## Listed entries
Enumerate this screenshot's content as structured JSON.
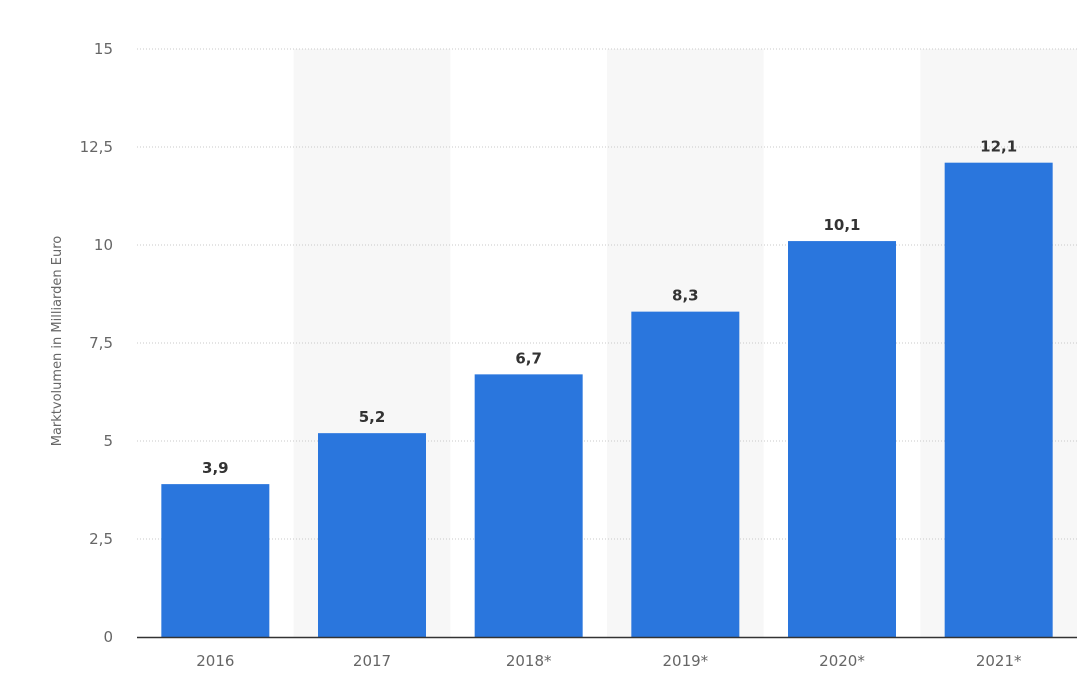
{
  "chart_data": {
    "type": "bar",
    "categories": [
      "2016",
      "2017",
      "2018*",
      "2019*",
      "2020*",
      "2021*"
    ],
    "values": [
      3.9,
      5.2,
      6.7,
      8.3,
      10.1,
      12.1
    ],
    "data_labels": [
      "3,9",
      "5,2",
      "6,7",
      "8,3",
      "10,1",
      "12,1"
    ],
    "title": "",
    "xlabel": "",
    "ylabel": "Marktvolumen in Milliarden Euro",
    "ylim": [
      0,
      15
    ],
    "yticks": [
      0,
      2.5,
      5,
      7.5,
      10,
      12.5,
      15
    ],
    "ytick_labels": [
      "0",
      "2,5",
      "5",
      "7,5",
      "10",
      "12,5",
      "15"
    ],
    "grid": true,
    "legend": "none",
    "colors": {
      "bar": "#2a76dd",
      "band": "#f7f7f7",
      "grid": "#c8c8c8",
      "axis": "#333333"
    }
  }
}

## Short problem
Omit the pictures, then output the rest of the listing exactly.

## Answer to this problem
Enumerate this screenshot's content as structured JSON.
{
  "chart_data": {
    "type": "bar",
    "categories": [
      "2016",
      "2017",
      "2018*",
      "2019*",
      "2020*",
      "2021*"
    ],
    "values": [
      3.9,
      5.2,
      6.7,
      8.3,
      10.1,
      12.1
    ],
    "data_labels": [
      "3,9",
      "5,2",
      "6,7",
      "8,3",
      "10,1",
      "12,1"
    ],
    "title": "",
    "xlabel": "",
    "ylabel": "Marktvolumen in Milliarden Euro",
    "ylim": [
      0,
      15
    ],
    "yticks": [
      0,
      2.5,
      5,
      7.5,
      10,
      12.5,
      15
    ],
    "ytick_labels": [
      "0",
      "2,5",
      "5",
      "7,5",
      "10",
      "12,5",
      "15"
    ],
    "grid": true,
    "legend": "none",
    "colors": {
      "bar": "#2a76dd",
      "band": "#f7f7f7",
      "grid": "#c8c8c8",
      "axis": "#333333"
    }
  }
}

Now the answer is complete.